- [Rows from a figure dataset]:
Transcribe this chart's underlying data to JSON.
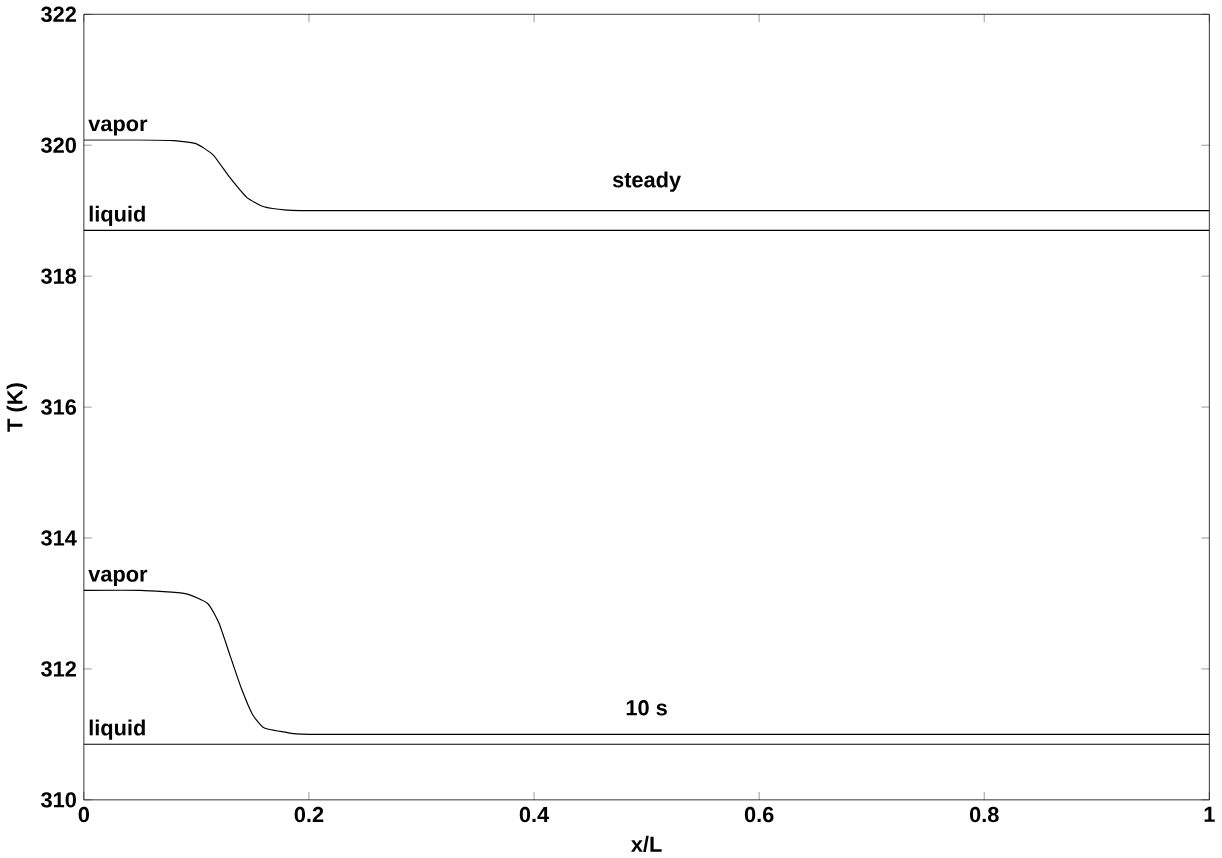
{
  "chart_data": {
    "type": "line",
    "xlabel": "x/L",
    "ylabel": "T (K)",
    "xlim": [
      0,
      1
    ],
    "ylim": [
      310,
      322
    ],
    "xticks": [
      0,
      0.2,
      0.4,
      0.6,
      0.8,
      1
    ],
    "yticks": [
      310,
      312,
      314,
      316,
      318,
      320,
      322
    ],
    "grid": false,
    "legend": false,
    "marker": "none",
    "line_style": "solid",
    "series": [
      {
        "name": "vapor",
        "color": "#000000",
        "x": [
          0,
          0.05,
          0.08,
          0.1,
          0.115,
          0.13,
          0.145,
          0.16,
          0.18,
          0.2,
          0.4,
          0.6,
          0.8,
          1
        ],
        "values": [
          320.08,
          320.08,
          320.07,
          320.02,
          319.85,
          319.5,
          319.2,
          319.06,
          319.01,
          319.0,
          319.0,
          319.0,
          319.0,
          319.0
        ]
      },
      {
        "name": "liquid",
        "color": "#000000",
        "x": [
          0,
          1
        ],
        "values": [
          318.7,
          318.7
        ]
      },
      {
        "name": "vapor",
        "color": "#000000",
        "x": [
          0,
          0.05,
          0.09,
          0.11,
          0.12,
          0.13,
          0.14,
          0.15,
          0.16,
          0.18,
          0.2,
          0.4,
          0.6,
          0.8,
          1
        ],
        "values": [
          313.2,
          313.2,
          313.15,
          313.0,
          312.7,
          312.2,
          311.7,
          311.3,
          311.1,
          311.03,
          311.0,
          311.0,
          311.0,
          311.0,
          311.0
        ]
      },
      {
        "name": "liquid",
        "color": "#000000",
        "x": [
          0,
          1
        ],
        "values": [
          310.85,
          310.85
        ]
      }
    ],
    "annotations": [
      "steady",
      "10 s"
    ]
  }
}
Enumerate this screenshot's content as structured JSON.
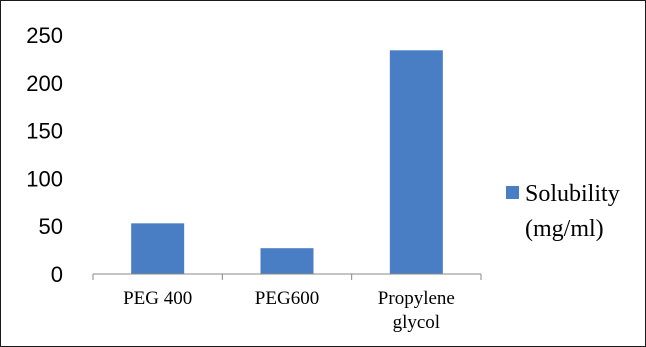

- [What this task involves]: Repeat the data exactly, excluding the pictures.

- [Response to this exercise]:
Transcribe this chart's underlying data to JSON.
{
  "chart_data": {
    "type": "line",
    "xlabel": "x/L",
    "ylabel": "T (K)",
    "xlim": [
      0,
      1
    ],
    "ylim": [
      310,
      322
    ],
    "xticks": [
      0,
      0.2,
      0.4,
      0.6,
      0.8,
      1
    ],
    "yticks": [
      310,
      312,
      314,
      316,
      318,
      320,
      322
    ],
    "grid": false,
    "legend": false,
    "marker": "none",
    "line_style": "solid",
    "series": [
      {
        "name": "vapor",
        "color": "#000000",
        "x": [
          0,
          0.05,
          0.08,
          0.1,
          0.115,
          0.13,
          0.145,
          0.16,
          0.18,
          0.2,
          0.4,
          0.6,
          0.8,
          1
        ],
        "values": [
          320.08,
          320.08,
          320.07,
          320.02,
          319.85,
          319.5,
          319.2,
          319.06,
          319.01,
          319.0,
          319.0,
          319.0,
          319.0,
          319.0
        ]
      },
      {
        "name": "liquid",
        "color": "#000000",
        "x": [
          0,
          1
        ],
        "values": [
          318.7,
          318.7
        ]
      },
      {
        "name": "vapor",
        "color": "#000000",
        "x": [
          0,
          0.05,
          0.09,
          0.11,
          0.12,
          0.13,
          0.14,
          0.15,
          0.16,
          0.18,
          0.2,
          0.4,
          0.6,
          0.8,
          1
        ],
        "values": [
          313.2,
          313.2,
          313.15,
          313.0,
          312.7,
          312.2,
          311.7,
          311.3,
          311.1,
          311.03,
          311.0,
          311.0,
          311.0,
          311.0,
          311.0
        ]
      },
      {
        "name": "liquid",
        "color": "#000000",
        "x": [
          0,
          1
        ],
        "values": [
          310.85,
          310.85
        ]
      }
    ],
    "annotations": [
      "steady",
      "10 s"
    ]
  }
}
Enumerate this screenshot's content as structured JSON.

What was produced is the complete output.